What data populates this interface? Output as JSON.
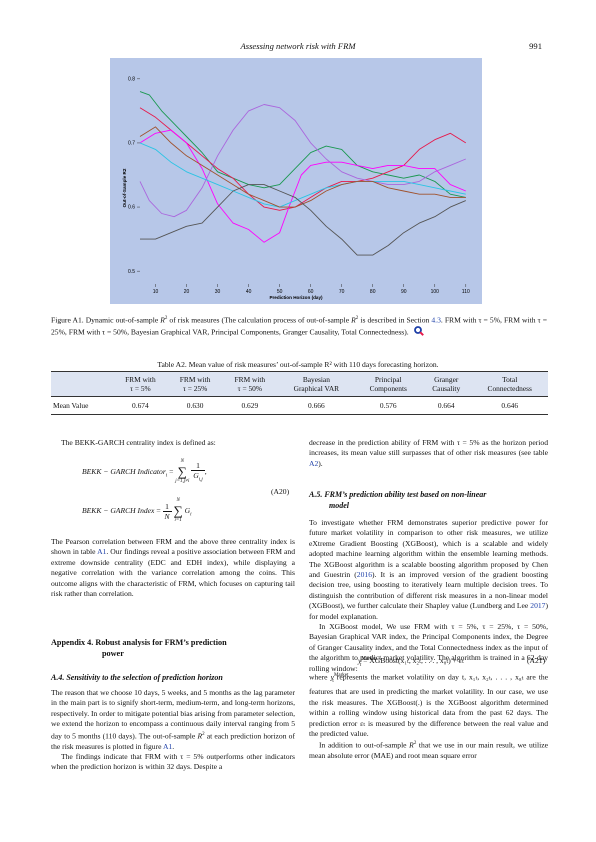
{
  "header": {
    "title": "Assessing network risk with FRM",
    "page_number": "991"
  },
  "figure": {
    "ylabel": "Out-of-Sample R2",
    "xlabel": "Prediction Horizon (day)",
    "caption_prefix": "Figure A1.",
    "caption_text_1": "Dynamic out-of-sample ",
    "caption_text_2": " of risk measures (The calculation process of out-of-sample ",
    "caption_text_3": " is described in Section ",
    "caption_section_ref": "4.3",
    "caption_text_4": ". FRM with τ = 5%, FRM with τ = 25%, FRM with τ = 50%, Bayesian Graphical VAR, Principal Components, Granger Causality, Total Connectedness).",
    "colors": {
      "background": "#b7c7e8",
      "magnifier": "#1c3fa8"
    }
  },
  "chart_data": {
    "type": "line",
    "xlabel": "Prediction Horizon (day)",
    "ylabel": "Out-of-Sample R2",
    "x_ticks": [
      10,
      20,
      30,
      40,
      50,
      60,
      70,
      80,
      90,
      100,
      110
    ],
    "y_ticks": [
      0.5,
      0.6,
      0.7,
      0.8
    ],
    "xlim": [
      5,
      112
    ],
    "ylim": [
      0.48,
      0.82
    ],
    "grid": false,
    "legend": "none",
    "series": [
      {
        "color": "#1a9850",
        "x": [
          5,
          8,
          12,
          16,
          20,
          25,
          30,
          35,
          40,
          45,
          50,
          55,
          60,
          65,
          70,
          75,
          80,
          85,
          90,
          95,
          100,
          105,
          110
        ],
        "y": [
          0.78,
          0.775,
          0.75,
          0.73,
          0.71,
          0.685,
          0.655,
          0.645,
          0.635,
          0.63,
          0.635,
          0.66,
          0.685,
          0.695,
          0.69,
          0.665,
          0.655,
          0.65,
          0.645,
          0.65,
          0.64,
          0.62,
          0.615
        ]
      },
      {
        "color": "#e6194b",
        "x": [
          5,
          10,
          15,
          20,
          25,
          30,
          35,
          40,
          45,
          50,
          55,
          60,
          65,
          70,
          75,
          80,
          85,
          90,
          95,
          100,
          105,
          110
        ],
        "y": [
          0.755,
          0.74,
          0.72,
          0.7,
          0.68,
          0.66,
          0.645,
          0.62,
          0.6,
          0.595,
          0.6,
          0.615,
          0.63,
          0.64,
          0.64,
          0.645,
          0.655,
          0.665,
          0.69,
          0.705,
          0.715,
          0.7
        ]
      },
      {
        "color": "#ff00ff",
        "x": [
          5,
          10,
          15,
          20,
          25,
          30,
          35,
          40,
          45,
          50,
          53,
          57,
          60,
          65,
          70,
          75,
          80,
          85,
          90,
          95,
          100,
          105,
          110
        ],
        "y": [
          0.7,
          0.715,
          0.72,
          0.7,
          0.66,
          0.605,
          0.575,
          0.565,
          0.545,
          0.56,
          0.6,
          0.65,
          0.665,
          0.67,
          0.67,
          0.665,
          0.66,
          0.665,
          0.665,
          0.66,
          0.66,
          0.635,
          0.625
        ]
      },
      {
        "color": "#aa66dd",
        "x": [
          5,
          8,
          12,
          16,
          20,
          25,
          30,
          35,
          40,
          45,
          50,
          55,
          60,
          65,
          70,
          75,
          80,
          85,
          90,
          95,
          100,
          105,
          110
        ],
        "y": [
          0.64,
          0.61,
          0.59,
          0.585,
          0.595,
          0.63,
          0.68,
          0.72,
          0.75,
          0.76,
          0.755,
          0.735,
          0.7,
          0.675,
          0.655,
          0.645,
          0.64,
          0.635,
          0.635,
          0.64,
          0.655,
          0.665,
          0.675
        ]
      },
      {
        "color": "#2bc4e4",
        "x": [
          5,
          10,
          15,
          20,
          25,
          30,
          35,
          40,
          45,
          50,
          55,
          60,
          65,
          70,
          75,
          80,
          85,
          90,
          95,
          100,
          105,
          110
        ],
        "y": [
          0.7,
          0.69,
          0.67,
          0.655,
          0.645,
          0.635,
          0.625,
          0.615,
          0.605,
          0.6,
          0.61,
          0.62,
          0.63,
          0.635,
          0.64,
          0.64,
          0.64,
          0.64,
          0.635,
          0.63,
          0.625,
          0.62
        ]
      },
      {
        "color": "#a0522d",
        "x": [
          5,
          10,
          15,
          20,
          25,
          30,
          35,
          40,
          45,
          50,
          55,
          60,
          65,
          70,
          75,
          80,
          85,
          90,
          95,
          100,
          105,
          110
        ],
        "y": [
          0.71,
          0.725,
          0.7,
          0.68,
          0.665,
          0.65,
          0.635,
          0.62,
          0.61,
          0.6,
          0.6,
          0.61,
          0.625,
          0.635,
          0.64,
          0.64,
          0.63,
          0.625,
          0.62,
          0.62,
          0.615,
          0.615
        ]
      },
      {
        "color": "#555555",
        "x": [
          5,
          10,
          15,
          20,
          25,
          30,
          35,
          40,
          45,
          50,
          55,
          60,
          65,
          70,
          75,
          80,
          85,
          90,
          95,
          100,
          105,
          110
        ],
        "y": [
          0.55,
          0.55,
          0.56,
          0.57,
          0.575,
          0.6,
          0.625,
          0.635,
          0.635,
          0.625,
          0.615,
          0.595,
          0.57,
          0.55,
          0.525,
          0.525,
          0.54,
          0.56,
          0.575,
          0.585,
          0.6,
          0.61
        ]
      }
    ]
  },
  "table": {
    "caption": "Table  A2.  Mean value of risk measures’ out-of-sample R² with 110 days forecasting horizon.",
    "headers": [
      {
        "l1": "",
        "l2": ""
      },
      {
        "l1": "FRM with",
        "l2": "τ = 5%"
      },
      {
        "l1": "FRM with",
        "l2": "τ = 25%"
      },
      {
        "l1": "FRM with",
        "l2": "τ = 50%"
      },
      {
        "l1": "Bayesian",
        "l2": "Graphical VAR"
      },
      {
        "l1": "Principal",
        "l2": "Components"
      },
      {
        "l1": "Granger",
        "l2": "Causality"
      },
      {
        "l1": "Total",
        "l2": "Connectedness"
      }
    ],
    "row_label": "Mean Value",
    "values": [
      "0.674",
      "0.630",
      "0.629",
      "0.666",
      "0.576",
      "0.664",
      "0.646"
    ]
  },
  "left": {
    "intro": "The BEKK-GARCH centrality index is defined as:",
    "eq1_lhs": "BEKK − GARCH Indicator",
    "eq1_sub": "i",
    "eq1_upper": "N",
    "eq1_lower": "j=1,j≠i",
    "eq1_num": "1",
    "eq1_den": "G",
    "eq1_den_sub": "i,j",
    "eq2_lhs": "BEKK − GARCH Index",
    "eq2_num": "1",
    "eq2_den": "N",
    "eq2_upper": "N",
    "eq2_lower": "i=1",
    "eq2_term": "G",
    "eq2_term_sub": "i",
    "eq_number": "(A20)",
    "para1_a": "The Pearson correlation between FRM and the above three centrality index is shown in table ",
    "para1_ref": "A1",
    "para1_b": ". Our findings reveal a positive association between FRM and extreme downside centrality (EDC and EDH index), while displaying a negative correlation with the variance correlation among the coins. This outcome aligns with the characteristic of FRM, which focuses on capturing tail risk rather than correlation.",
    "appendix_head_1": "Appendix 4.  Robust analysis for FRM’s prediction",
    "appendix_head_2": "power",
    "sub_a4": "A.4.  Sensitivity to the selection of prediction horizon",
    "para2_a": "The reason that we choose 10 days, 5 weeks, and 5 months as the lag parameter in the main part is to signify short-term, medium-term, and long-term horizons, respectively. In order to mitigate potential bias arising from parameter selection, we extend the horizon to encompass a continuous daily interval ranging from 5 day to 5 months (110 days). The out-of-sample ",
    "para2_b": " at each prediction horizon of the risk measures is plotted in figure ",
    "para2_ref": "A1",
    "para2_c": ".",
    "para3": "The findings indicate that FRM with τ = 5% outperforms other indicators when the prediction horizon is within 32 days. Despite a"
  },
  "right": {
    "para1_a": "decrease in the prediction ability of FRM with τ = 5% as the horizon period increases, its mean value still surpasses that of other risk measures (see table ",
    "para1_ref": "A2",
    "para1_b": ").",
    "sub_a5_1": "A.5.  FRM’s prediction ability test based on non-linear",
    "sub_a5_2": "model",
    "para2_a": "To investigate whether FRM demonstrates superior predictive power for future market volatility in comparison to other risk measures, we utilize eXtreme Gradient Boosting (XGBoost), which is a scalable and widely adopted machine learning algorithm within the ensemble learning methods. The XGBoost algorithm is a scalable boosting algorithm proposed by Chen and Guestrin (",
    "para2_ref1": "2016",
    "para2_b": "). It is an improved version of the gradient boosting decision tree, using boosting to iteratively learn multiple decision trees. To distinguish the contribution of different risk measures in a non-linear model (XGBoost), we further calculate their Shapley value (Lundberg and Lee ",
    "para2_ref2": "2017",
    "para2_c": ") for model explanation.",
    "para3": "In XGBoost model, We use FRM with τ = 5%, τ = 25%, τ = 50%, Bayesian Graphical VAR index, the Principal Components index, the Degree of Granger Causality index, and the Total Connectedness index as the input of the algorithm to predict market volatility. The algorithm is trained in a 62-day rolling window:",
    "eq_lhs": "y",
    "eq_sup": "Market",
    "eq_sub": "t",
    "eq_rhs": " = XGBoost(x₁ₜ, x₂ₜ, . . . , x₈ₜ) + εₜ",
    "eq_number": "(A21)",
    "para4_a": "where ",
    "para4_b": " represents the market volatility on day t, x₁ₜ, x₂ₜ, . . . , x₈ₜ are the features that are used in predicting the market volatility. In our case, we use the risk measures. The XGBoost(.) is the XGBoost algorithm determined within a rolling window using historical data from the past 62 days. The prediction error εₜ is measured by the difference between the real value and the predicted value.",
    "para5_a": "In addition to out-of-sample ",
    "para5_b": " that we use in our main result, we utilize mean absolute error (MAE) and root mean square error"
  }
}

▶ **Work required**
Where a line above contains the string "GARCH", copy that line.

▶ **Worked solution**
    "intro": "The BEKK-GARCH centrality index is defined as:",
    "eq1_lhs": "BEKK − GARCH Indicator",
    "eq2_lhs": "BEKK − GARCH Index",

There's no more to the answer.